--- START EXTRACTED RECORDS ---

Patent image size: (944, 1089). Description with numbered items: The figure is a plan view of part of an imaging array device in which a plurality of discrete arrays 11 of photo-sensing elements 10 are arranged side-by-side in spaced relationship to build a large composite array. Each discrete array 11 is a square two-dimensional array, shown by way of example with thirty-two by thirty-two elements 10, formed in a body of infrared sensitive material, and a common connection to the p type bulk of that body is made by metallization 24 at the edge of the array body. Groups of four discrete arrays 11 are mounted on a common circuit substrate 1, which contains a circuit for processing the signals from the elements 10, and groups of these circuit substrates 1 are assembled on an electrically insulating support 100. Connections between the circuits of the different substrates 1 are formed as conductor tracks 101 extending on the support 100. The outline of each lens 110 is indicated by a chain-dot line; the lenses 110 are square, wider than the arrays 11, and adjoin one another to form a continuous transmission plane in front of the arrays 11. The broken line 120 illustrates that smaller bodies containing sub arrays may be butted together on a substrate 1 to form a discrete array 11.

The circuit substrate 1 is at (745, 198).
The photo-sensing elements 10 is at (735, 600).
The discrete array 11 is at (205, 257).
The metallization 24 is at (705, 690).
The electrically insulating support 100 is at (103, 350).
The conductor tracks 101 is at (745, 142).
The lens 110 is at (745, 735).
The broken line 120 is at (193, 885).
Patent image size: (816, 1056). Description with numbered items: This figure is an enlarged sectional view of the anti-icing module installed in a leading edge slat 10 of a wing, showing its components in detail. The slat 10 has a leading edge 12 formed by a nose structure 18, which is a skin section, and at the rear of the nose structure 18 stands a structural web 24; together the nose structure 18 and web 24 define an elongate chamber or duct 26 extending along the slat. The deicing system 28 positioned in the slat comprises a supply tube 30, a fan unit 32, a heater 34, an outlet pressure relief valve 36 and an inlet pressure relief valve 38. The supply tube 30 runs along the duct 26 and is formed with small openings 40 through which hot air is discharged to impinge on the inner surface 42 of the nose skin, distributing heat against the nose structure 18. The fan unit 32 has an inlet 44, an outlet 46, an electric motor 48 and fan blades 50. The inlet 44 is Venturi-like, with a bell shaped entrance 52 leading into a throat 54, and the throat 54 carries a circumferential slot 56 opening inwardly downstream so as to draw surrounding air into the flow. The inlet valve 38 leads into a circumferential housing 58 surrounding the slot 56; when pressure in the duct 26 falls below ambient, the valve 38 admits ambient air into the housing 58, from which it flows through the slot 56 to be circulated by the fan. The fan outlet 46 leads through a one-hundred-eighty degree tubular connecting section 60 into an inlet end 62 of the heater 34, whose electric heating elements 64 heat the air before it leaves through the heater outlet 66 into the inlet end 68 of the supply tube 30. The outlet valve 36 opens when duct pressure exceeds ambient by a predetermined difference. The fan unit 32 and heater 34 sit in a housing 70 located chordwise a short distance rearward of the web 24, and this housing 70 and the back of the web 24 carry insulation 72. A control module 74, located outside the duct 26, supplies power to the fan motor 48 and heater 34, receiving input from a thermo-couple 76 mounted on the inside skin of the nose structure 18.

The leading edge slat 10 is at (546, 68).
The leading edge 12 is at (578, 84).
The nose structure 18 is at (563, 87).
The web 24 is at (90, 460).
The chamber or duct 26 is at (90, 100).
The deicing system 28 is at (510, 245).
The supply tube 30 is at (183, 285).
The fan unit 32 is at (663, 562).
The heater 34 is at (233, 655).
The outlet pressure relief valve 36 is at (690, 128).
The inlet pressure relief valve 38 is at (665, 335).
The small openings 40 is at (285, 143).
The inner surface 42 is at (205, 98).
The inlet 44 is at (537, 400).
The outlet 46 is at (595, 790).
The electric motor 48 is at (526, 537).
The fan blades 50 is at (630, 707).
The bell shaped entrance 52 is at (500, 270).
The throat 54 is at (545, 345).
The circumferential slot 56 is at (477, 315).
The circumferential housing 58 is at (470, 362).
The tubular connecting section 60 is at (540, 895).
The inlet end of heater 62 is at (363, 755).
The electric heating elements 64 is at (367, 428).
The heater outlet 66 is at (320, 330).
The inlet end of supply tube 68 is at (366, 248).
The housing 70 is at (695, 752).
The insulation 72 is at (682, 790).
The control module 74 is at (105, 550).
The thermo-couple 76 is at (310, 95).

--- END EXTRACTED RECORDS ---

TASK REQUIREMENTS:
Rewrite every line in the two items above as a single numbered list, leaving out the blank lines.

EXPECTED ANSWER:
1. Patent image size: (944, 1089). Description with numbered items: The figure is a plan view of part of an imaging array device in which a plurality of discrete arrays 11 of photo-sensing elements 10 are arranged side-by-side in spaced relationship to build a large composite array. Each discrete array 11 is a square two-dimensional array, shown by way of example with thirty-two by thirty-two elements 10, formed in a body of infrared sensitive material, and a common connection to the p type bulk of that body is made by metallization 24 at the edge of the array body. Groups of four discrete arrays 11 are mounted on a common circuit substrate 1, which contains a circuit for processing the signals from the elements 10, and groups of these circuit substrates 1 are assembled on an electrically insulating support 100. Connections between the circuits of the different substrates 1 are formed as conductor tracks 101 extending on the support 100. The outline of each lens 110 is indicated by a chain-dot line; the lenses 110 are square, wider than the arrays 11, and adjoin one another to form a continuous transmission plane in front of the arrays 11. The broken line 120 illustrates that smaller bodies containing sub arrays may be butted together on a substrate 1 to form a discrete array 11.
2. The circuit substrate 1 is at (745, 198).
3. The photo-sensing elements 10 is at (735, 600).
4. The discrete array 11 is at (205, 257).
5. The metallization 24 is at (705, 690).
6. The electrically insulating support 100 is at (103, 350).
7. The conductor tracks 101 is at (745, 142).
8. The lens 110 is at (745, 735).
9. The broken line 120 is at (193, 885).
10. Patent image size: (816, 1056). Description with numbered items: This figure is an enlarged sectional view of the anti-icing module installed in a leading edge slat 10 of a wing, showing its components in detail. The slat 10 has a leading edge 12 formed by a nose structure 18, which is a skin section, and at the rear of the nose structure 18 stands a structural web 24; together the nose structure 18 and web 24 define an elongate chamber or duct 26 extending along the slat. The deicing system 28 positioned in the slat comprises a supply tube 30, a fan unit 32, a heater 34, an outlet pressure relief valve 36 and an inlet pressure relief valve 38. The supply tube 30 runs along the duct 26 and is formed with small openings 40 through which hot air is discharged to impinge on the inner surface 42 of the nose skin, distributing heat against the nose structure 18. The fan unit 32 has an inlet 44, an outlet 46, an electric motor 48 and fan blades 50. The inlet 44 is Venturi-like, with a bell shaped entrance 52 leading into a throat 54, and the throat 54 carries a circumferential slot 56 opening inwardly downstream so as to draw surrounding air into the flow. The inlet valve 38 leads into a circumferential housing 58 surrounding the slot 56; when pressure in the duct 26 falls below ambient, the valve 38 admits ambient air into the housing 58, from which it flows through the slot 56 to be circulated by the fan. The fan outlet 46 leads through a one-hundred-eighty degree tubular connecting section 60 into an inlet end 62 of the heater 34, whose electric heating elements 64 heat the air before it leaves through the heater outlet 66 into the inlet end 68 of the supply tube 30. The outlet valve 36 opens when duct pressure exceeds ambient by a predetermined difference. The fan unit 32 and heater 34 sit in a housing 70 located chordwise a short distance rearward of the web 24, and this housing 70 and the back of the web 24 carry insulation 72. A control module 74, located outside the duct 26, supplies power to the fan motor 48 and heater 34, receiving input from a thermo-couple 76 mounted on the inside skin of the nose structure 18.
11. The leading edge slat 10 is at (546, 68).
12. The leading edge 12 is at (578, 84).
13. The nose structure 18 is at (563, 87).
14. The web 24 is at (90, 460).
15. The chamber or duct 26 is at (90, 100).
16. The deicing system 28 is at (510, 245).
17. The supply tube 30 is at (183, 285).
18. The fan unit 32 is at (663, 562).
19. The heater 34 is at (233, 655).
20. The outlet pressure relief valve 36 is at (690, 128).
21. The inlet pressure relief valve 38 is at (665, 335).
22. The small openings 40 is at (285, 143).
23. The inner surface 42 is at (205, 98).
24. The inlet 44 is at (537, 400).
25. The outlet 46 is at (595, 790).
26. The electric motor 48 is at (526, 537).
27. The fan blades 50 is at (630, 707).
28. The bell shaped entrance 52 is at (500, 270).
29. The throat 54 is at (545, 345).
30. The circumferential slot 56 is at (477, 315).
31. The circumferential housing 58 is at (470, 362).
32. The tubular connecting section 60 is at (540, 895).
33. The inlet end of heater 62 is at (363, 755).
34. The electric heating elements 64 is at (367, 428).
35. The heater outlet 66 is at (320, 330).
36. The inlet end of supply tube 68 is at (366, 248).
37. The housing 70 is at (695, 752).
38. The insulation 72 is at (682, 790).
39. The control module 74 is at (105, 550).
40. The thermo-couple 76 is at (310, 95).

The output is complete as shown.